§ Supplied records:
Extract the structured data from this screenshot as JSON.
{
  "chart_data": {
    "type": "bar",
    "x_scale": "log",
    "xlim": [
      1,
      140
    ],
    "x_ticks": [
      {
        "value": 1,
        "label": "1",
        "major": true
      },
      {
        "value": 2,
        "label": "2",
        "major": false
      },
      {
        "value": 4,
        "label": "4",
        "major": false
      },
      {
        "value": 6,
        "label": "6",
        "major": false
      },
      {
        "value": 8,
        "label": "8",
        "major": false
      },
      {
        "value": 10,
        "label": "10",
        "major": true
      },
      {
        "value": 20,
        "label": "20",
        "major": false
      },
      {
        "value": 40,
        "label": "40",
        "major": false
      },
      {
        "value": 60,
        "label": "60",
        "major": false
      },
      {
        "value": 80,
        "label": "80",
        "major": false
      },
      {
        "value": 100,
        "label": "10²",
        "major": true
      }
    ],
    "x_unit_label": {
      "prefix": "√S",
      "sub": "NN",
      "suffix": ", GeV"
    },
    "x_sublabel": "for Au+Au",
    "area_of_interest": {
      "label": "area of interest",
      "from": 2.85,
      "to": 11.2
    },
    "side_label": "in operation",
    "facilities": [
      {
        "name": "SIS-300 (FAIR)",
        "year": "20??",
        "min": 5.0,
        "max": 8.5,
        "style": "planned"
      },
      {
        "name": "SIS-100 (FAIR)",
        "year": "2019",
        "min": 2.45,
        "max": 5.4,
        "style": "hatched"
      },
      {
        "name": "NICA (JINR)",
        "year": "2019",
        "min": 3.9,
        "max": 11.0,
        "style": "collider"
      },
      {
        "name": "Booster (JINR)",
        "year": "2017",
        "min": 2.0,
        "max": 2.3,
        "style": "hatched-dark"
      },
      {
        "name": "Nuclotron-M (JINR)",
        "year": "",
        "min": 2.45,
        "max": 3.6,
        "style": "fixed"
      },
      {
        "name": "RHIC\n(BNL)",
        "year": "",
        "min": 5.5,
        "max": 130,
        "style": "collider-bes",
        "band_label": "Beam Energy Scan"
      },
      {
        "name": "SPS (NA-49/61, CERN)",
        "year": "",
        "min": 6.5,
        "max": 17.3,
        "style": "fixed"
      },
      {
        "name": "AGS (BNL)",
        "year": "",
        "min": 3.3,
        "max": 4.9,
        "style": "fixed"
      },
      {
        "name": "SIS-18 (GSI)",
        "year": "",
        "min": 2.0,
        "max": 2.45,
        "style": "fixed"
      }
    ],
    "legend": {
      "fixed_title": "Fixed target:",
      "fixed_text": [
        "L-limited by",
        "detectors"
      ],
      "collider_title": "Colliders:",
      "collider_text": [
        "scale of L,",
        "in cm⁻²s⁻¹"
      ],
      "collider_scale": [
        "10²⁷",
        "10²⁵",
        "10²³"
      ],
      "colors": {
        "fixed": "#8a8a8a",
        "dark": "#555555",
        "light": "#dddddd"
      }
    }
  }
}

==

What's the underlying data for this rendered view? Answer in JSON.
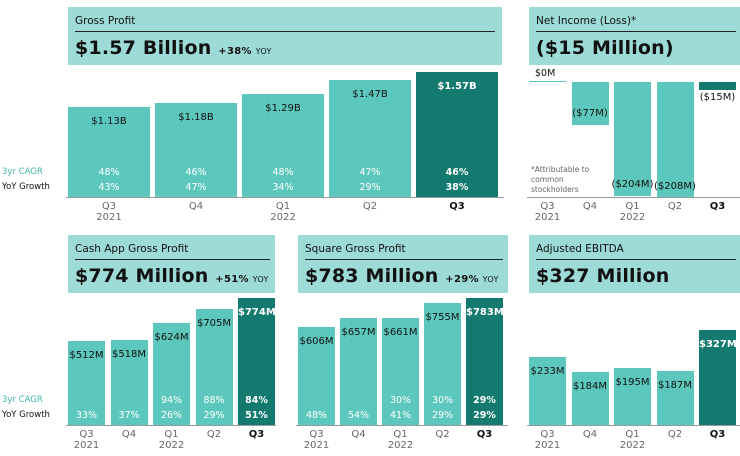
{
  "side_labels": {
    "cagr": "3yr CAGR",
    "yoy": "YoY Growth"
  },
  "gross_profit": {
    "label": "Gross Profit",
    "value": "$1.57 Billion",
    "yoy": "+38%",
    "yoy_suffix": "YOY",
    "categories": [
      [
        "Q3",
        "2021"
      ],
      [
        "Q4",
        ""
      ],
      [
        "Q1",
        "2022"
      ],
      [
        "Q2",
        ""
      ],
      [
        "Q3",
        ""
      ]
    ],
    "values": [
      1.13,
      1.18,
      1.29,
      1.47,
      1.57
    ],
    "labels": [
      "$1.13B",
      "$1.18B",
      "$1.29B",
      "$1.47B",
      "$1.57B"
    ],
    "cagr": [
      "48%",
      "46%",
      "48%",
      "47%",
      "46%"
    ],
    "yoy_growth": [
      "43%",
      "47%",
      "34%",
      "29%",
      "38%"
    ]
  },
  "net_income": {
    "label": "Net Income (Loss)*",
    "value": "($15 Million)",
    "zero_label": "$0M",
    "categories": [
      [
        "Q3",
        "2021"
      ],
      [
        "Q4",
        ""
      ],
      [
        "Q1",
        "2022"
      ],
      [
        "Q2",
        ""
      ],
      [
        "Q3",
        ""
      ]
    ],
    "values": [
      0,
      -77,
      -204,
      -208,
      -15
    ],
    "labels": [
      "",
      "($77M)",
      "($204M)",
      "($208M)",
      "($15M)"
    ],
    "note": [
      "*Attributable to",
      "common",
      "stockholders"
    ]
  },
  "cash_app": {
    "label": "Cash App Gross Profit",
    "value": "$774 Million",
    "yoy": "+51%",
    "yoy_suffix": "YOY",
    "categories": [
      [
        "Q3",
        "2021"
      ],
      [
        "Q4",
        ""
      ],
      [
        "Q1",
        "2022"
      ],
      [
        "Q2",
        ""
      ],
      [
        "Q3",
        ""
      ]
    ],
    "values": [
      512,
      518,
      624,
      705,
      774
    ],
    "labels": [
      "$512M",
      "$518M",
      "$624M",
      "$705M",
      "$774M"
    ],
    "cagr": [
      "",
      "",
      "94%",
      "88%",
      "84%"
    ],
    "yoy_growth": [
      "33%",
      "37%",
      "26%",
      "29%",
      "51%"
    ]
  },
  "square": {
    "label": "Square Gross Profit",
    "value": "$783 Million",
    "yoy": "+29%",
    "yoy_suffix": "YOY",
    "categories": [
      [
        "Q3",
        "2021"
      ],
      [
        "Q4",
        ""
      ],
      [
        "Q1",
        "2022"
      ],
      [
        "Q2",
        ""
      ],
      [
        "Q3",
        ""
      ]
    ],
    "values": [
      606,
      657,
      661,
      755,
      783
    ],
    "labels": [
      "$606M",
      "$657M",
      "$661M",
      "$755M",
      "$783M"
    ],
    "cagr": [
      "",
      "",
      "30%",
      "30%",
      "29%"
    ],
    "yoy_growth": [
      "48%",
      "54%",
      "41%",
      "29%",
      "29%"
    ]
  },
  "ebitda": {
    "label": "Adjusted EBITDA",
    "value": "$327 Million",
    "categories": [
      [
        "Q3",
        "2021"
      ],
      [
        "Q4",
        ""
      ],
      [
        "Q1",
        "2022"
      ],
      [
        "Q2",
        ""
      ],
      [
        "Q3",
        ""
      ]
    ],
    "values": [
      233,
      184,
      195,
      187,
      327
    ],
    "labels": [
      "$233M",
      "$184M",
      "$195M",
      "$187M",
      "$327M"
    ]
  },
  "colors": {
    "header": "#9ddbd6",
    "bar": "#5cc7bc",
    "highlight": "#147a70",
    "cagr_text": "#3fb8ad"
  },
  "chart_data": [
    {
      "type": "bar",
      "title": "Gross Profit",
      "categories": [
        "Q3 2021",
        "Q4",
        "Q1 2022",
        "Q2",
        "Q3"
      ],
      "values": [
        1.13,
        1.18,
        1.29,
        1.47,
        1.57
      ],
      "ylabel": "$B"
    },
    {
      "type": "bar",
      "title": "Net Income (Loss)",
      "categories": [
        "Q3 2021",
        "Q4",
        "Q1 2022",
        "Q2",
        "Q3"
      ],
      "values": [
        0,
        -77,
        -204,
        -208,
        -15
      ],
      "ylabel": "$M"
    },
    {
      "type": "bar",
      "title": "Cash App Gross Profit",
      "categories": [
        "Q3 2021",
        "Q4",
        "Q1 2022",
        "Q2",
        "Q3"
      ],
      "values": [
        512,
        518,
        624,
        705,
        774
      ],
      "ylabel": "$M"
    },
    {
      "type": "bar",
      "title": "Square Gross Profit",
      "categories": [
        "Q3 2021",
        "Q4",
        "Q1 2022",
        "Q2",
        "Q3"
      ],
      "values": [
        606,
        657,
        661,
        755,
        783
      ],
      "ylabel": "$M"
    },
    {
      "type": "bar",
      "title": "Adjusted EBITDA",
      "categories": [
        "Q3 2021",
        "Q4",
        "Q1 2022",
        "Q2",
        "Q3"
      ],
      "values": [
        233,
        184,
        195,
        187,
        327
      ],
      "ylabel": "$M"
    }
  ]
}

* * *

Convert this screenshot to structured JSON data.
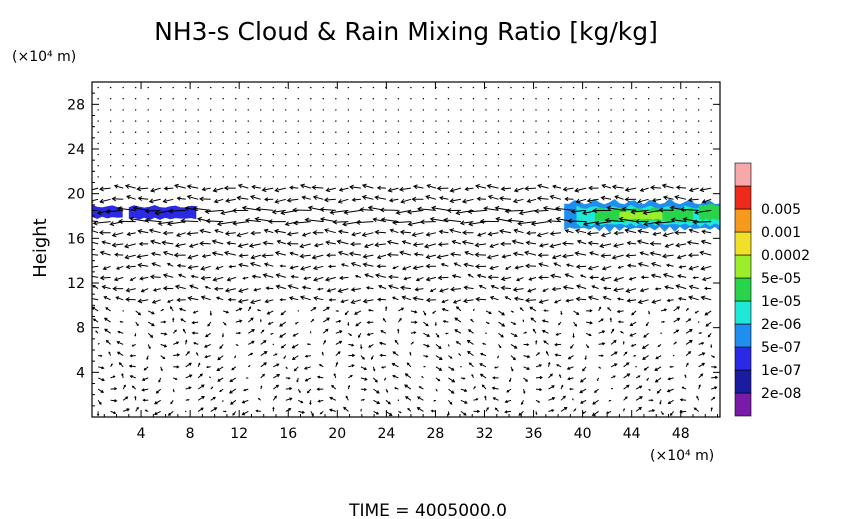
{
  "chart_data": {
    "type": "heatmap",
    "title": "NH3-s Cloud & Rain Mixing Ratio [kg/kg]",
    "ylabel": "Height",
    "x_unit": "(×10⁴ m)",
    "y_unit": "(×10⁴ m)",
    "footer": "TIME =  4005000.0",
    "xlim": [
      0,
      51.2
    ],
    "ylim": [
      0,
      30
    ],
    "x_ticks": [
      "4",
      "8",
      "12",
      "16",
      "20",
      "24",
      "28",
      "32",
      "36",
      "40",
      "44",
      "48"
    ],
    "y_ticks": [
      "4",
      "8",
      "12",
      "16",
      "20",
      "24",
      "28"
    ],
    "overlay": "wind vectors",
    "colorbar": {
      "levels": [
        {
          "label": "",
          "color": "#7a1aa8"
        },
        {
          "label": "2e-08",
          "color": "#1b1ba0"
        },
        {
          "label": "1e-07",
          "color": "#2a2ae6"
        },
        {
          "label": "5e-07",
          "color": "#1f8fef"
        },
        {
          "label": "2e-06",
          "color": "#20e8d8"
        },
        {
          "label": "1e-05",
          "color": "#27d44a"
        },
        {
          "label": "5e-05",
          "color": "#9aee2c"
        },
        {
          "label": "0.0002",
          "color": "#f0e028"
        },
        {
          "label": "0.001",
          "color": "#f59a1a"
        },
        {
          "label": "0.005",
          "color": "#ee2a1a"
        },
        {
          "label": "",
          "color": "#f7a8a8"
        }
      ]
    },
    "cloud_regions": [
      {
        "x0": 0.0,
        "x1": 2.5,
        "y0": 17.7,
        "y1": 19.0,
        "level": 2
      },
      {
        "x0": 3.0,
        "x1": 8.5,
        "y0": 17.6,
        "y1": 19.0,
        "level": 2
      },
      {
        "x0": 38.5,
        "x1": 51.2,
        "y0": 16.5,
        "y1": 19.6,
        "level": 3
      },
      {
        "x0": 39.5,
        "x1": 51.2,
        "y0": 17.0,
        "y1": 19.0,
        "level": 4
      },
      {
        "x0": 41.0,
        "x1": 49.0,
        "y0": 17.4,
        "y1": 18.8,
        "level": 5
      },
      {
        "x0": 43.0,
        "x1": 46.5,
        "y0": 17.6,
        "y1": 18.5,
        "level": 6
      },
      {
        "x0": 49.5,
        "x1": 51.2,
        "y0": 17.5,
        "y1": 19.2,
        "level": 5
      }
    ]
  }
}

§ Requirements: Return every line in the listing that contains the word "structured".

§ Task solution:
Extract the structured data from this screenshot as JSON.
Convert this screenshot to structured JSON data.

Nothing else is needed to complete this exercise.